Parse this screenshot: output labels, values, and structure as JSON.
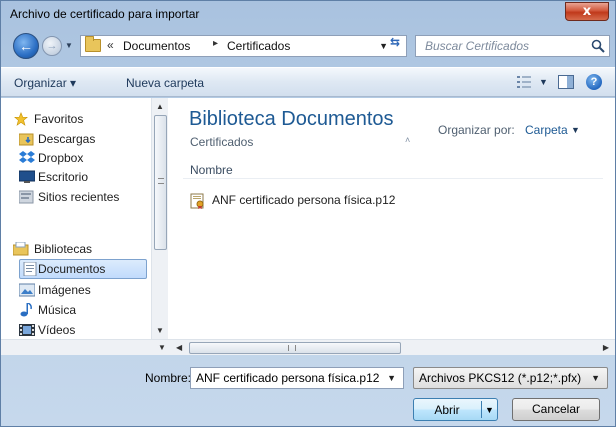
{
  "window": {
    "title": "Archivo de certificado para importar",
    "close_label": "x"
  },
  "address": {
    "chevron": "«",
    "crumbs": [
      "Documentos",
      "Certificados"
    ],
    "separator": "▸",
    "search_placeholder": "Buscar Certificados"
  },
  "toolbar": {
    "organize_label": "Organizar ▾",
    "new_folder_label": "Nueva carpeta",
    "help_label": "?"
  },
  "nav": {
    "items": [
      {
        "label": "Favoritos",
        "icon": "star-icon"
      },
      {
        "label": "Descargas",
        "icon": "downloads-folder-icon"
      },
      {
        "label": "Dropbox",
        "icon": "dropbox-icon"
      },
      {
        "label": "Escritorio",
        "icon": "desktop-icon"
      },
      {
        "label": "Sitios recientes",
        "icon": "recent-places-icon"
      },
      {
        "label": "Bibliotecas",
        "icon": "libraries-icon"
      },
      {
        "label": "Documentos",
        "icon": "documents-icon"
      },
      {
        "label": "Imágenes",
        "icon": "pictures-icon"
      },
      {
        "label": "Música",
        "icon": "music-icon"
      },
      {
        "label": "Vídeos",
        "icon": "videos-icon"
      }
    ],
    "selected": "Documentos"
  },
  "content": {
    "library_title": "Biblioteca Documentos",
    "library_subtitle": "Certificados",
    "organize_by_label": "Organizar por:",
    "organize_by_value": "Carpeta",
    "column_header": "Nombre",
    "files": [
      {
        "name": "ANF certificado persona física.p12",
        "icon": "certificate-file-icon"
      }
    ]
  },
  "footer": {
    "filename_label": "Nombre:",
    "filename_value": "ANF certificado persona física.p12",
    "filter_value": "Archivos PKCS12 (*.p12;*.pfx)",
    "open_label": "Abrir",
    "cancel_label": "Cancelar"
  },
  "colors": {
    "accent_title": "#1e5a94",
    "close_button": "#c0391b",
    "selection": "#c1dbfc"
  }
}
* * *
▶ **Exercise requirements**
Check each line in the records above for the word "persona". Return those that have it.

▶ **Written answer**
        "name": "ANF certificado persona física.p12",
    "filename_value": "ANF certificado persona física.p12",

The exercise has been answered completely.